**WHAT YOU SHOULD DO**
Every line of the data that contains the string "exposição" must be copied.

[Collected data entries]

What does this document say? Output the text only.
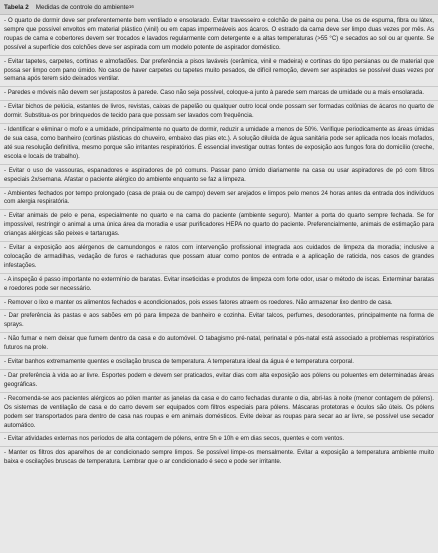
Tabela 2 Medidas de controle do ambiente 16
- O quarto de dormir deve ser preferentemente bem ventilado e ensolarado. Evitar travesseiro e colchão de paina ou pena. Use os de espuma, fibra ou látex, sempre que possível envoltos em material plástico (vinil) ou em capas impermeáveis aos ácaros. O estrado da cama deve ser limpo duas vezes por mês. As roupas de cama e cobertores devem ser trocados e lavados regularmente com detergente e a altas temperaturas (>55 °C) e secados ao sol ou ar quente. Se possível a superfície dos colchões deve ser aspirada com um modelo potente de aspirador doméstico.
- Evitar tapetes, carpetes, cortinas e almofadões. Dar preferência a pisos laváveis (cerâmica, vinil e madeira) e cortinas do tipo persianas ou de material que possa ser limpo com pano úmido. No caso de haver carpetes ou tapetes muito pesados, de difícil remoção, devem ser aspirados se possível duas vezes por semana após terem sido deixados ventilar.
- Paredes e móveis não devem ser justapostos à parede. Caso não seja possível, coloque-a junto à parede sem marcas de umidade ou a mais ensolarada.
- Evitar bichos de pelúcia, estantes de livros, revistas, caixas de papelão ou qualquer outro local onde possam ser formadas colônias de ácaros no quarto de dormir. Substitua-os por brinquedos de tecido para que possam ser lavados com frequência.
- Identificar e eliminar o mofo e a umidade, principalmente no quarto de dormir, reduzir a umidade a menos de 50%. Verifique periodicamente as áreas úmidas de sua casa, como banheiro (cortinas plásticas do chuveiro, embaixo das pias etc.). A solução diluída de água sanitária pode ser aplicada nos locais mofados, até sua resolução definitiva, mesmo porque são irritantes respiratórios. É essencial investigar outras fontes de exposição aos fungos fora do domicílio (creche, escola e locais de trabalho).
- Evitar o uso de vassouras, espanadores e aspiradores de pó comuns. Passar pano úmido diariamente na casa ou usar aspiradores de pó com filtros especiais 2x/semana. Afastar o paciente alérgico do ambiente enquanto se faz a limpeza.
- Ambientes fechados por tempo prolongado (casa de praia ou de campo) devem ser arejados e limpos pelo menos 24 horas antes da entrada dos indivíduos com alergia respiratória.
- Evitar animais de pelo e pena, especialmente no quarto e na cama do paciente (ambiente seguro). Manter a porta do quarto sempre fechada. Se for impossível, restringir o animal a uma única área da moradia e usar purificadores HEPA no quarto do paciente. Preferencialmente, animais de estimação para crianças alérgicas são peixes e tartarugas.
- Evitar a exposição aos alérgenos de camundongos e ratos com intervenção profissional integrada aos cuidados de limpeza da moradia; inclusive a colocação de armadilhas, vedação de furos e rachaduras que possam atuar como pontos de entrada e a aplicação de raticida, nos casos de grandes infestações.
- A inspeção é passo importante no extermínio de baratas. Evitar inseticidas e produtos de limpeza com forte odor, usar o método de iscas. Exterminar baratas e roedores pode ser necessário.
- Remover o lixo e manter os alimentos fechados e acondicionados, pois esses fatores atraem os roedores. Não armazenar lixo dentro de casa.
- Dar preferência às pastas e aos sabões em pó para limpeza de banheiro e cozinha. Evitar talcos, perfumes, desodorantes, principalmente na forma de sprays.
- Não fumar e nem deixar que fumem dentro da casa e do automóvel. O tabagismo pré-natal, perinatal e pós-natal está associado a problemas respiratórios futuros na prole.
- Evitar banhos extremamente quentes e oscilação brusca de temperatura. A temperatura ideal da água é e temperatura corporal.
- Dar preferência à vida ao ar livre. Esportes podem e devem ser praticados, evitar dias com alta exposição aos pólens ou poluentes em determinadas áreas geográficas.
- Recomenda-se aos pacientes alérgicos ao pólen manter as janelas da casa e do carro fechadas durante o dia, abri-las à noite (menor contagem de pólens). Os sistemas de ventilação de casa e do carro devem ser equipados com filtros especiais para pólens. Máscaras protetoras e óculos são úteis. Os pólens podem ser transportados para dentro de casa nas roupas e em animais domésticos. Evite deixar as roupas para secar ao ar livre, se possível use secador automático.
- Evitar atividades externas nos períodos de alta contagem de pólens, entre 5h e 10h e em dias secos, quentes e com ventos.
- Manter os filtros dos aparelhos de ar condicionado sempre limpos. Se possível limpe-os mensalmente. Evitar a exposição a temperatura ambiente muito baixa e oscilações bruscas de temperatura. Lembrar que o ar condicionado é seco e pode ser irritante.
==
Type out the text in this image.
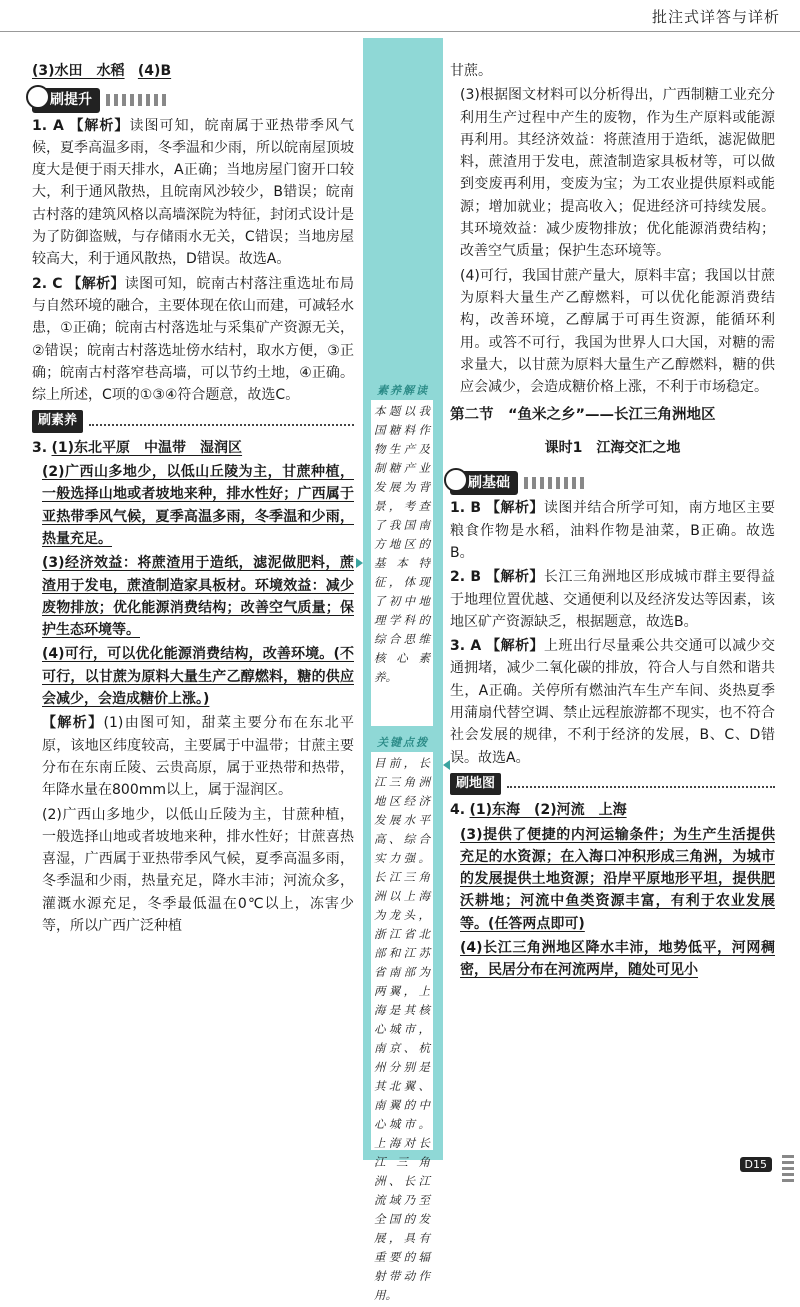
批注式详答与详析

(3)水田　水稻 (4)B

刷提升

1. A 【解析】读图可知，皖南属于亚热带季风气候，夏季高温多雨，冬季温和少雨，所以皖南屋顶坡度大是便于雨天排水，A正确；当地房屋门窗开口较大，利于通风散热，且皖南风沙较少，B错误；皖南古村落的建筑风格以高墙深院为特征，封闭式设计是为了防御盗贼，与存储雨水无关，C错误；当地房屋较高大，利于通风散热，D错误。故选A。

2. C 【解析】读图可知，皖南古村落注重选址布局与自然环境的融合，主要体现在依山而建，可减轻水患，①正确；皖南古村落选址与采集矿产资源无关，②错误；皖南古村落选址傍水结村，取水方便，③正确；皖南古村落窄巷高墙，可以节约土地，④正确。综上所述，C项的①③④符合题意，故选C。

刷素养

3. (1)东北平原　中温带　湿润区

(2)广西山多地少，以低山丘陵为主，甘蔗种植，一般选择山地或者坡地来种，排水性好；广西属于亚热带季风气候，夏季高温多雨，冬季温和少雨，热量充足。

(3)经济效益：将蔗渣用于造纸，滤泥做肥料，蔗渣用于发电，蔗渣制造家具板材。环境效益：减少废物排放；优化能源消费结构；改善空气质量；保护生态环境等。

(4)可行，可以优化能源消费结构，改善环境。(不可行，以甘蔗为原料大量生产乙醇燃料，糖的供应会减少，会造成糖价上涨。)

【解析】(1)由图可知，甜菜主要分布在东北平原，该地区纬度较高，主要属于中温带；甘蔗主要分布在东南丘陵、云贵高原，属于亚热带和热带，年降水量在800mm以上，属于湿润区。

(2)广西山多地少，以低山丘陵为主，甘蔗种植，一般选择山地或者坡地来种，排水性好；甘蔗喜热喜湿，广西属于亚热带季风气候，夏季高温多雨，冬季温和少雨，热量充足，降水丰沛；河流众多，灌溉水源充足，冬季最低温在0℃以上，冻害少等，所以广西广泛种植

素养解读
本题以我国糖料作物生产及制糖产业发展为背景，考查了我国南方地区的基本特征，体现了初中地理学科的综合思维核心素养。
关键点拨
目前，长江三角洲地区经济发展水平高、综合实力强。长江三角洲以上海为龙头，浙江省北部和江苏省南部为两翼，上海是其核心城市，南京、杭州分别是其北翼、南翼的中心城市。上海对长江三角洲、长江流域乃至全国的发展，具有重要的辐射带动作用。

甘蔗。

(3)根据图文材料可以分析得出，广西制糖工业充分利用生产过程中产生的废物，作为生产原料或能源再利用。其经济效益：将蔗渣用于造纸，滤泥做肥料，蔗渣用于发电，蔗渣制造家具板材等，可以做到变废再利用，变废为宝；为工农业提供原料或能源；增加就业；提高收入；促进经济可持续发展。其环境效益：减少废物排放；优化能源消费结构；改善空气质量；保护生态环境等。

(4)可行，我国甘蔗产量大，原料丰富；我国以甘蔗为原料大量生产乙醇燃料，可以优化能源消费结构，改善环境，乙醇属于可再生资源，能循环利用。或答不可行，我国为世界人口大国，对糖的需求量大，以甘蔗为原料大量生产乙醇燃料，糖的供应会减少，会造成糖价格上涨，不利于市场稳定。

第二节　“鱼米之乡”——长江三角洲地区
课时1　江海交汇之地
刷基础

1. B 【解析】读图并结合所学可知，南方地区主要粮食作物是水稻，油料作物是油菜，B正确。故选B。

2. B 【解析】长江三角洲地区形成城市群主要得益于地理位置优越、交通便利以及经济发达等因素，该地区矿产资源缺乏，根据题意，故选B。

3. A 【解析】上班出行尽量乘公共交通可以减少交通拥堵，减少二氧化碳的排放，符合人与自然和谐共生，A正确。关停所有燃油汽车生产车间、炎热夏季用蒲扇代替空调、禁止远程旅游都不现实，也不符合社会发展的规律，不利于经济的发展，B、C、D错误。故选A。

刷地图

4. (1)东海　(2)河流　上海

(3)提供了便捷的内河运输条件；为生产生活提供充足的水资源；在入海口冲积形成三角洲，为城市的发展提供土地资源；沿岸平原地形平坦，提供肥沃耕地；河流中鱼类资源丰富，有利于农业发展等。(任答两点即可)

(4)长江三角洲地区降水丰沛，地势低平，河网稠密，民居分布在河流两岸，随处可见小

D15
==
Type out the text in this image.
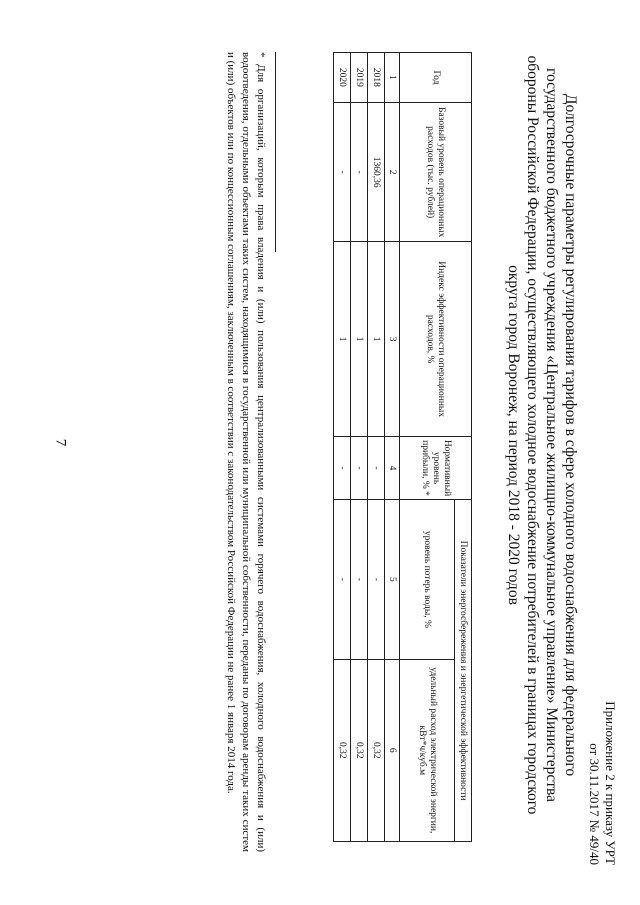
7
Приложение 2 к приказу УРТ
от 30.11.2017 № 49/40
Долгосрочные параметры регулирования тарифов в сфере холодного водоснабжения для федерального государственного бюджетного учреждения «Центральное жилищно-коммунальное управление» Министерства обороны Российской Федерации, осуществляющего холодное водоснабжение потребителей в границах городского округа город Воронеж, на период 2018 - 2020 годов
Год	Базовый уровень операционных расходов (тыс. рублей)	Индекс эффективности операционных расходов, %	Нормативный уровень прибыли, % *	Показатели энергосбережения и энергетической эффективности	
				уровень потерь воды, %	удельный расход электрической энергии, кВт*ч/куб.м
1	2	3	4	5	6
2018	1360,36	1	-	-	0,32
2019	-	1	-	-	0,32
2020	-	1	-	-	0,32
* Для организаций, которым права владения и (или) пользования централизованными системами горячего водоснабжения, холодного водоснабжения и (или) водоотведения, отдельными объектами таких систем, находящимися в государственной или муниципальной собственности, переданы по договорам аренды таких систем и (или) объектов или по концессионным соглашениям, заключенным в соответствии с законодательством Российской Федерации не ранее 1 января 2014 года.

**THE ANSWER**
- Identificar e eliminar o mofo e a umidade, principalmente no quarto de dormir, reduzir a umidade a menos de 50%. Verifique periodicamente as áreas úmidas de sua casa, como banheiro (cortinas plásticas do chuveiro, embaixo das pias etc.). A solução diluída de água sanitária pode ser aplicada nos locais mofados, até sua resolução definitiva, mesmo porque são irritantes respiratórios. É essencial investigar outras fontes de exposição aos fungos fora do domicílio (creche, escola e locais de trabalho).
- Evitar a exposição aos alérgenos de camundongos e ratos com intervenção profissional integrada aos cuidados de limpeza da moradia; inclusive a colocação de armadilhas, vedação de furos e rachaduras que possam atuar como pontos de entrada e a aplicação de raticida, nos casos de grandes infestações.
- Dar preferência à vida ao ar livre. Esportes podem e devem ser praticados, evitar dias com alta exposição aos pólens ou poluentes em determinadas áreas geográficas.
- Manter os filtros dos aparelhos de ar condicionado sempre limpos. Se possível limpe-os mensalmente. Evitar a exposição a temperatura ambiente muito baixa e oscilações bruscas de temperatura. Lembrar que o ar condicionado é seco e pode ser irritante.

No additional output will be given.